__SHORT EXERCISE__. Every line from the one containing "Enumerate this screenshot's" to the final line of the material below must be reproduced exactly; leave out all other lines.

__DATA EXCERPTS__.
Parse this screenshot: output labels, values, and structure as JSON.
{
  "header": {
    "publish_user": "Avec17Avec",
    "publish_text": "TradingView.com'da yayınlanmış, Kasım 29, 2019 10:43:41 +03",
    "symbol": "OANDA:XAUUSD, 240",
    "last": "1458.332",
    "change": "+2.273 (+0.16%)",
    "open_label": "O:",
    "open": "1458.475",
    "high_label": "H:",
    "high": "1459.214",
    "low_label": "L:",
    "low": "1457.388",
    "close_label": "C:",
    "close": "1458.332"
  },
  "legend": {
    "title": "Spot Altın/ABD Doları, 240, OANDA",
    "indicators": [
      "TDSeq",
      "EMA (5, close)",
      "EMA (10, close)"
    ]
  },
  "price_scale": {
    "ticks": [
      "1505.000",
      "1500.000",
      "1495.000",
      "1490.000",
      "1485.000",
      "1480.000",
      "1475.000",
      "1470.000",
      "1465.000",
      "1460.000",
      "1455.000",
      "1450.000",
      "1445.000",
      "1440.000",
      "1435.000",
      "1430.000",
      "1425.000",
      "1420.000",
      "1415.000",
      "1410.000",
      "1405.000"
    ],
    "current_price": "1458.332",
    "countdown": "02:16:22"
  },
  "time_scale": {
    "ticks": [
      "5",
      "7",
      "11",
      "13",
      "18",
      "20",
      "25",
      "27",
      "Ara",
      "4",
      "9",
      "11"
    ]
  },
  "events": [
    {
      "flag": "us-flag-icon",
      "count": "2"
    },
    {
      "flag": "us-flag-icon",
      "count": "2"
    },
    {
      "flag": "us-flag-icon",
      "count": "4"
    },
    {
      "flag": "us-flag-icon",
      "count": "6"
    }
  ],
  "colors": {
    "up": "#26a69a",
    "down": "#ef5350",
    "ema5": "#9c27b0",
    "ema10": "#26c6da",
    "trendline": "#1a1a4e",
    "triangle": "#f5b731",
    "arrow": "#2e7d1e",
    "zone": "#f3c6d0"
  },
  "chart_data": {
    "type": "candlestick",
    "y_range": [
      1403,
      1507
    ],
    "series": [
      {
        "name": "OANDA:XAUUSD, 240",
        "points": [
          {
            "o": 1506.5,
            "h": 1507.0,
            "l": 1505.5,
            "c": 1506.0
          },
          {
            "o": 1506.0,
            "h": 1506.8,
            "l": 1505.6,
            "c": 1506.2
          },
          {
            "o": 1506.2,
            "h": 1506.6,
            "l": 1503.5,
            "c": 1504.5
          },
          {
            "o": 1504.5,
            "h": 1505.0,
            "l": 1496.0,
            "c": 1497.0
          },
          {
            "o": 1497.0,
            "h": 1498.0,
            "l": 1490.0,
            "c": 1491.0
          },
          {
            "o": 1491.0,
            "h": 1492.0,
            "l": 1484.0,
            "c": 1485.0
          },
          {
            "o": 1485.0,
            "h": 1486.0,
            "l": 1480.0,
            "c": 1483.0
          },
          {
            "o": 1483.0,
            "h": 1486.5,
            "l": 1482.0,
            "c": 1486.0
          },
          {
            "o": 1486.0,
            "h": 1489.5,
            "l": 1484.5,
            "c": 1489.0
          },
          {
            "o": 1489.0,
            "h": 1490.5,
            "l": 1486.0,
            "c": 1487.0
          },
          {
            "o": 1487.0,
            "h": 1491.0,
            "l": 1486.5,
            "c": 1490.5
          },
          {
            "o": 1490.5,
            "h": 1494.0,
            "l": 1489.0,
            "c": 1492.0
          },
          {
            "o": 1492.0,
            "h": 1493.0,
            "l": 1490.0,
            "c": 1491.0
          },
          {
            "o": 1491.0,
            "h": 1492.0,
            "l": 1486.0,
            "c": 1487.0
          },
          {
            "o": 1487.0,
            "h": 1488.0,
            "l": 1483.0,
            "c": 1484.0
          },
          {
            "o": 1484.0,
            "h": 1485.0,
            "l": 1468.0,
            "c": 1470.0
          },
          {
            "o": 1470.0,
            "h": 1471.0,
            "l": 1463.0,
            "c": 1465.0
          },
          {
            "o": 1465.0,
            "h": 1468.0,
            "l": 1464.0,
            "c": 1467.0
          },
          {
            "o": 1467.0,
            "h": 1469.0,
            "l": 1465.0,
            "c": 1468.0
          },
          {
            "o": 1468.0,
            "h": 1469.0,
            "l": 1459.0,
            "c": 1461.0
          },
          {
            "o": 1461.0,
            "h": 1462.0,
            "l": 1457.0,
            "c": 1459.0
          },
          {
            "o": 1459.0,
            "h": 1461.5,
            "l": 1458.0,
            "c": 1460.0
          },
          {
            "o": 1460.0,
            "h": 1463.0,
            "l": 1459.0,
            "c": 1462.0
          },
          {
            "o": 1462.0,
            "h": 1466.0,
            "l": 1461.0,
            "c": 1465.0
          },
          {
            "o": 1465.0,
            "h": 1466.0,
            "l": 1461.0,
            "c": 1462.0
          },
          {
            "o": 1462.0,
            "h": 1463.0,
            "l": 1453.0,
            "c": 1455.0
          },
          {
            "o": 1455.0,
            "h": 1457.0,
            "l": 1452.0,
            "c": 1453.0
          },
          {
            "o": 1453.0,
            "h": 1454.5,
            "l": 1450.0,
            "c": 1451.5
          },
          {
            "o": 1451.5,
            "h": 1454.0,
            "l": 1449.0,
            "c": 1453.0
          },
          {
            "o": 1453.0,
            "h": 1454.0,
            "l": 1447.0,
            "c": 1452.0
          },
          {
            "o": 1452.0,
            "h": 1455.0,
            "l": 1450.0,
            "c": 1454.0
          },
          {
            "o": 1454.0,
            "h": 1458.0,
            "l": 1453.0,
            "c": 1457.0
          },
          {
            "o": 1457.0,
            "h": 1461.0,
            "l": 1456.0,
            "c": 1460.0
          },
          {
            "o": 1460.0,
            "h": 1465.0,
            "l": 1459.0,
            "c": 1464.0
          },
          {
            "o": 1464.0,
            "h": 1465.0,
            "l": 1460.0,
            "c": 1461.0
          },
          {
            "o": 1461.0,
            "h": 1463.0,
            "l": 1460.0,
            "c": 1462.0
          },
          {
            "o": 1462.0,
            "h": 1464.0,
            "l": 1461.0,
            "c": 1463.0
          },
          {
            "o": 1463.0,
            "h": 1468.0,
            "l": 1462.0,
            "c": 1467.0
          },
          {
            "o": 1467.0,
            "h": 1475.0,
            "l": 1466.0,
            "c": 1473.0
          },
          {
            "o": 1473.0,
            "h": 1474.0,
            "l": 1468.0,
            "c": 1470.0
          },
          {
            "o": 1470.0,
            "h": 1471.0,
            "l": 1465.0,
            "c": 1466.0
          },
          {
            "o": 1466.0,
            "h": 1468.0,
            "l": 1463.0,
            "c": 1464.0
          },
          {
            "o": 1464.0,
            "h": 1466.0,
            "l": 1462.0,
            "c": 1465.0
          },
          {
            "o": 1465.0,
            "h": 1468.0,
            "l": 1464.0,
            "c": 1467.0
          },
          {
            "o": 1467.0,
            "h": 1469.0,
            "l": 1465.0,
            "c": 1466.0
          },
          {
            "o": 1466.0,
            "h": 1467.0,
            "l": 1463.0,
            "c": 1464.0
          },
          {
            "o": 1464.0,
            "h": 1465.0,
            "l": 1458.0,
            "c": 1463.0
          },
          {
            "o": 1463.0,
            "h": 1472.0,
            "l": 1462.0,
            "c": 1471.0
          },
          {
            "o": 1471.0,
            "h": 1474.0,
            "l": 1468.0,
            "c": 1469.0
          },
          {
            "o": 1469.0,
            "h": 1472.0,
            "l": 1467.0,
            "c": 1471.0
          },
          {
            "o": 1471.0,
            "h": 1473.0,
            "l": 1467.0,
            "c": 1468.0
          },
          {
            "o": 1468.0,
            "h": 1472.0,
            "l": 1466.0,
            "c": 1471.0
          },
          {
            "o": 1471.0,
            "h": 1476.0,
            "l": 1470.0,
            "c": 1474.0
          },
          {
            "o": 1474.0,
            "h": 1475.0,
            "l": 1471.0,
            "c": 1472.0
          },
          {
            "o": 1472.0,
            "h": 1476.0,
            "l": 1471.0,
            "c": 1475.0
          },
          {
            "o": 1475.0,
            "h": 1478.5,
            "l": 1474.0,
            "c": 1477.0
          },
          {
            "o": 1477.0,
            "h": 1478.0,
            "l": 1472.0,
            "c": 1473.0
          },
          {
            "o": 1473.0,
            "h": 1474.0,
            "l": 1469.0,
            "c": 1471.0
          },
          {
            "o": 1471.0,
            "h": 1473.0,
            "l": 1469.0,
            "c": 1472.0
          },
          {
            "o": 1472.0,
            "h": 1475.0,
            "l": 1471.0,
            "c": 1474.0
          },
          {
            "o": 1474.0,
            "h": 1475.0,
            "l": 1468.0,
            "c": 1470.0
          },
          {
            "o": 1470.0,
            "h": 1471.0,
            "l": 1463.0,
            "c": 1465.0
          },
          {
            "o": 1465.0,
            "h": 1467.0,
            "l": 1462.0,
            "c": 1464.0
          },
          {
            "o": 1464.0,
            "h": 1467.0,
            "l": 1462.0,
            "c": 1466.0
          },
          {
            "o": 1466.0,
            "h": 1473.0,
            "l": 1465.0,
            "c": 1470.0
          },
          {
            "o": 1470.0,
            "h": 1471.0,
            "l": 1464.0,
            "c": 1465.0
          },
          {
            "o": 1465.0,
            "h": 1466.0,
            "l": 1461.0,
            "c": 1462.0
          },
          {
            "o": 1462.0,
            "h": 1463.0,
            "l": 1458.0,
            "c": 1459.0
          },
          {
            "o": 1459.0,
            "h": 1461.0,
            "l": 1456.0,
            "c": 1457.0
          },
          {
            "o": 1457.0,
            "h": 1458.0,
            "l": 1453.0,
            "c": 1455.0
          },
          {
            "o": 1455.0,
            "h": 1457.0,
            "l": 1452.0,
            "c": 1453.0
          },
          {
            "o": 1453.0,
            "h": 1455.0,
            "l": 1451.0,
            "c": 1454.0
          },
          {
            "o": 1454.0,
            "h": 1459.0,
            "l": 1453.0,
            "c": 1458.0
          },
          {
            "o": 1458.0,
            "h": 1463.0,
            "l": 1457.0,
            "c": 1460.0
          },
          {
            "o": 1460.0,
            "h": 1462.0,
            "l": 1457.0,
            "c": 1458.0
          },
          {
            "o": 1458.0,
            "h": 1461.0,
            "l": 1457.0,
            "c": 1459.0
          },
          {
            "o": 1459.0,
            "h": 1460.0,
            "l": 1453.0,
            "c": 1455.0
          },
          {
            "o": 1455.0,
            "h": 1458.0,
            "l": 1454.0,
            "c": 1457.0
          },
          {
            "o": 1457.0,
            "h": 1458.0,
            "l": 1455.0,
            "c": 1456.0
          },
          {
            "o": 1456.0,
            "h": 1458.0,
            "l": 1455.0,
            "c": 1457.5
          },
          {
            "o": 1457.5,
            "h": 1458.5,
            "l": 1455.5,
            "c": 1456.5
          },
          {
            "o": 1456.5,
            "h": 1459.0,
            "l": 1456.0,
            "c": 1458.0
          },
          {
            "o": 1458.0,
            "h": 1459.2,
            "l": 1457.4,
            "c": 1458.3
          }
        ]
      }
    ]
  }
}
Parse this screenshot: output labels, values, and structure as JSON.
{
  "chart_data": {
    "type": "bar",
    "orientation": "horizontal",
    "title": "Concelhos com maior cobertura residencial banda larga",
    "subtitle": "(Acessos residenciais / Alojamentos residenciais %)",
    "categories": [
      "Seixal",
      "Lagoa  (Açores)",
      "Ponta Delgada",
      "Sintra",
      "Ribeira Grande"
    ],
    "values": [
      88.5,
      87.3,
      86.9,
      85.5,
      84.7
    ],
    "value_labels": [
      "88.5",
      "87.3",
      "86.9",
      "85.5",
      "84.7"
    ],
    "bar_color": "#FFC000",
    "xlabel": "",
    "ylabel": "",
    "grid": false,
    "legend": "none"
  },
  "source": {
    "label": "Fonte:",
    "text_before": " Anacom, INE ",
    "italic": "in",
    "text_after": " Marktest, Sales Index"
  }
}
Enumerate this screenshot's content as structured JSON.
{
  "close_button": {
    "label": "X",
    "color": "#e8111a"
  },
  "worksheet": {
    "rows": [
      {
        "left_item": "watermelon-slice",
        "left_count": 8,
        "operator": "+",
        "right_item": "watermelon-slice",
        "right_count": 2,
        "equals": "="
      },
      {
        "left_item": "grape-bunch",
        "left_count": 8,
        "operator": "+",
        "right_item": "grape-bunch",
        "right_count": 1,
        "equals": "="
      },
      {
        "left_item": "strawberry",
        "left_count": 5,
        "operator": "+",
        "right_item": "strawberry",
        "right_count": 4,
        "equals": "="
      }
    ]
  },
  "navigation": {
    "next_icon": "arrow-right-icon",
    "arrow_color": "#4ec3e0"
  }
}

__RIGHT ANSWER__.
Enumerate this screenshot's content as structured JSON.
{
  "close_button": {
    "label": "X",
    "color": "#e8111a"
  },
  "worksheet": {
    "rows": [
      {
        "left_item": "watermelon-slice",
        "left_count": 8,
        "operator": "+",
        "right_item": "watermelon-slice",
        "right_count": 2,
        "equals": "="
      },
      {
        "left_item": "grape-bunch",
        "left_count": 8,
        "operator": "+",
        "right_item": "grape-bunch",
        "right_count": 1,
        "equals": "="
      },
      {
        "left_item": "strawberry",
        "left_count": 5,
        "operator": "+",
        "right_item": "strawberry",
        "right_count": 4,
        "equals": "="
      }
    ]
  },
  "navigation": {
    "next_icon": "arrow-right-icon",
    "arrow_color": "#4ec3e0"
  }
}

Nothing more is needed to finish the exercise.